(Given instruction): Below are some records: retype them all exactly, but not the pictures.

(Exercise materials):
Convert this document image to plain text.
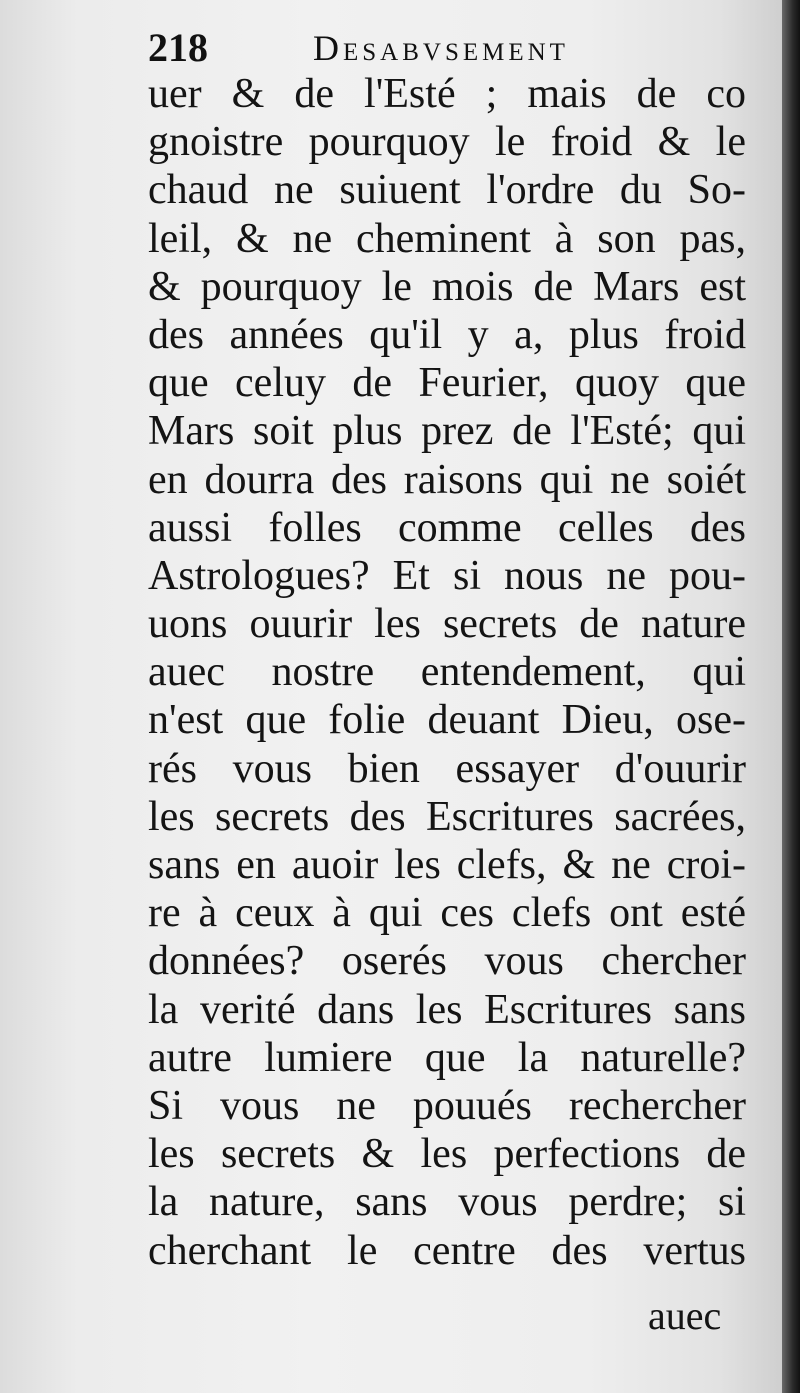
218	Desabvsement
uer & de l'Esté ; mais de co
gnoistre pourquoy le froid & le
chaud ne suiuent l'ordre du So-
leil, & ne cheminent à son pas,
& pourquoy le mois de Mars est
des années qu'il y a, plus froid
que celuy de Feurier, quoy que
Mars soit plus prez de l'Esté; qui
en dourra des raisons qui ne soiét
aussi folles comme celles des
Astrologues? Et si nous ne pou-
uons ouurir les secrets de nature
auec nostre entendement, qui
n'est que folie deuant Dieu, ose-
rés vous bien essayer d'ouurir
les secrets des Escritures sacrées,
sans en auoir les clefs, & ne croi-
re à ceux à qui ces clefs ont esté
données? oserés vous chercher
la verité dans les Escritures sans
autre lumiere que la naturelle?
Si vous ne pouués rechercher
les secrets & les perfections de
la nature, sans vous perdre; si
cherchant le centre des vertus
auec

(Reply to the exercise):
Convert this document image to plain text.
218	Desabvsement
uer & de l'Esté ; mais de co
gnoistre pourquoy le froid & le
chaud ne suiuent l'ordre du So-
leil, & ne cheminent à son pas,
& pourquoy le mois de Mars est
des années qu'il y a, plus froid
que celuy de Feurier, quoy que
Mars soit plus prez de l'Esté; qui
en dourra des raisons qui ne soiét
aussi folles comme celles des
Astrologues? Et si nous ne pou-
uons ouurir les secrets de nature
auec nostre entendement, qui
n'est que folie deuant Dieu, ose-
rés vous bien essayer d'ouurir
les secrets des Escritures sacrées,
sans en auoir les clefs, & ne croi-
re à ceux à qui ces clefs ont esté
données? oserés vous chercher
la verité dans les Escritures sans
autre lumiere que la naturelle?
Si vous ne pouués rechercher
les secrets & les perfections de
la nature, sans vous perdre; si
cherchant le centre des vertus
auec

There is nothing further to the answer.